■ **STATED EXERCISE**
Below is a listing to write out in full, exactly as given, without its pictures.

■ **PROVIDED INFORMATION**
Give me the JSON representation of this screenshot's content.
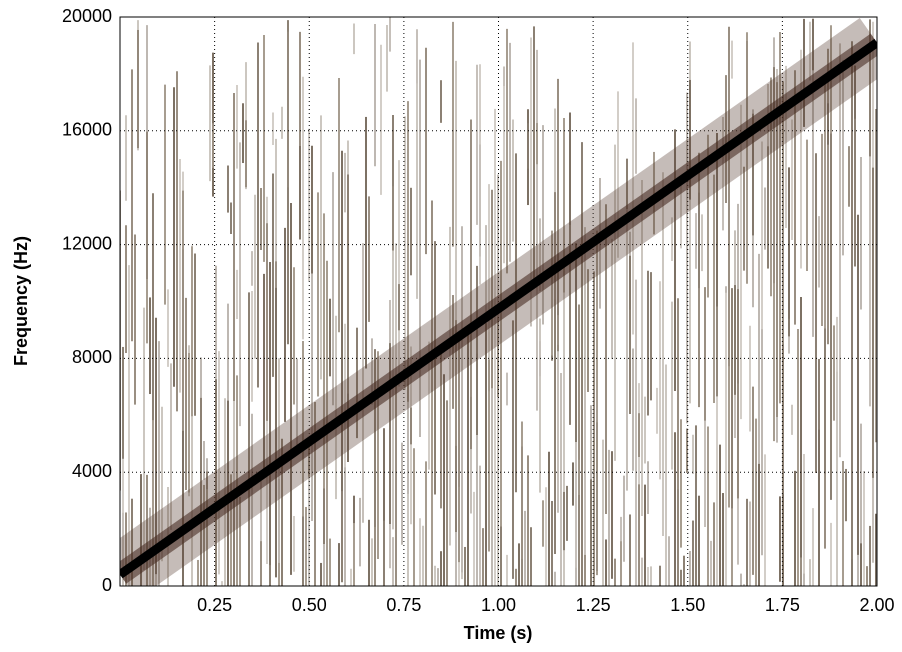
{
  "chart_data": {
    "type": "line",
    "x_label": "Time (s)",
    "y_label": "Frequency (Hz)",
    "x": [
      0,
      2
    ],
    "values": [
      400,
      19100
    ],
    "color": "#000000",
    "xlim": [
      0,
      2
    ],
    "ylim": [
      0,
      20000
    ],
    "xticks": [
      0.25,
      {
        "value": 0.5,
        "label": "0.50"
      },
      0.75,
      {
        "value": 1,
        "label": "1.00"
      },
      1.25,
      {
        "value": 1.5,
        "label": "1.50"
      },
      1.75,
      {
        "value": 2,
        "label": "2.00"
      }
    ],
    "yticks": [
      0,
      4000,
      8000,
      12000,
      16000,
      20000
    ],
    "grid": true
  }
}
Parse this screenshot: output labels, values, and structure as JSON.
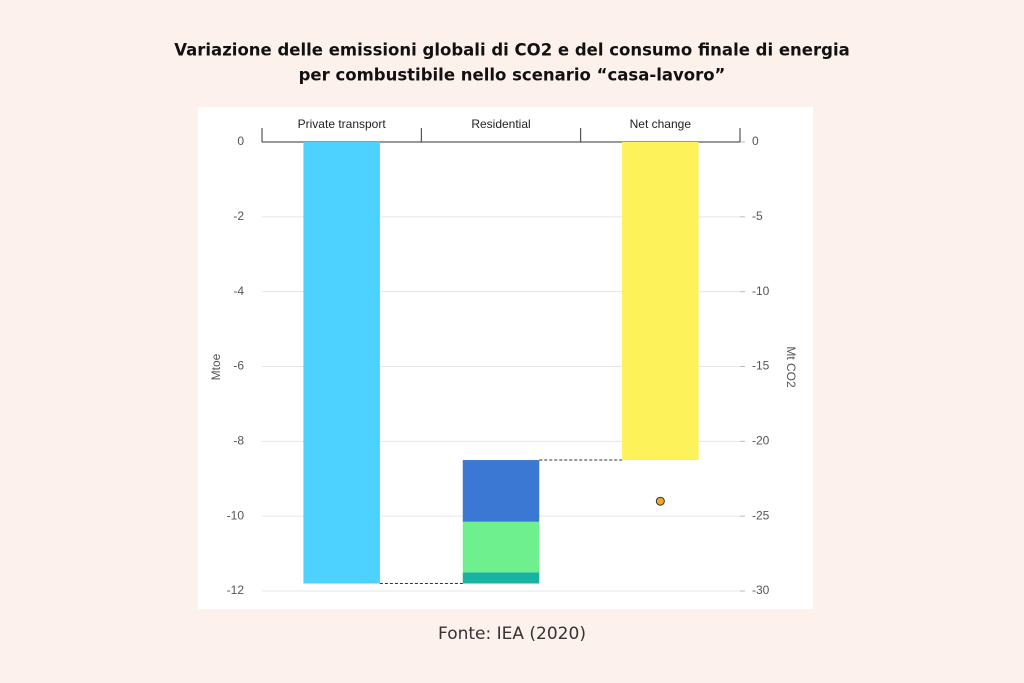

■ **ANSWER FOR THIS EXERCISE**
Give me the JSON representation of this screenshot's content.
{
  "chart_data": {
    "type": "line",
    "x_label": "Time (s)",
    "y_label": "Frequency (Hz)",
    "x": [
      0,
      2
    ],
    "values": [
      400,
      19100
    ],
    "color": "#000000",
    "xlim": [
      0,
      2
    ],
    "ylim": [
      0,
      20000
    ],
    "xticks": [
      0.25,
      {
        "value": 0.5,
        "label": "0.50"
      },
      0.75,
      {
        "value": 1,
        "label": "1.00"
      },
      1.25,
      {
        "value": 1.5,
        "label": "1.50"
      },
      1.75,
      {
        "value": 2,
        "label": "2.00"
      }
    ],
    "yticks": [
      0,
      4000,
      8000,
      12000,
      16000,
      20000
    ],
    "grid": true
  }
}
Parse this screenshot: output labels, values, and structure as JSON.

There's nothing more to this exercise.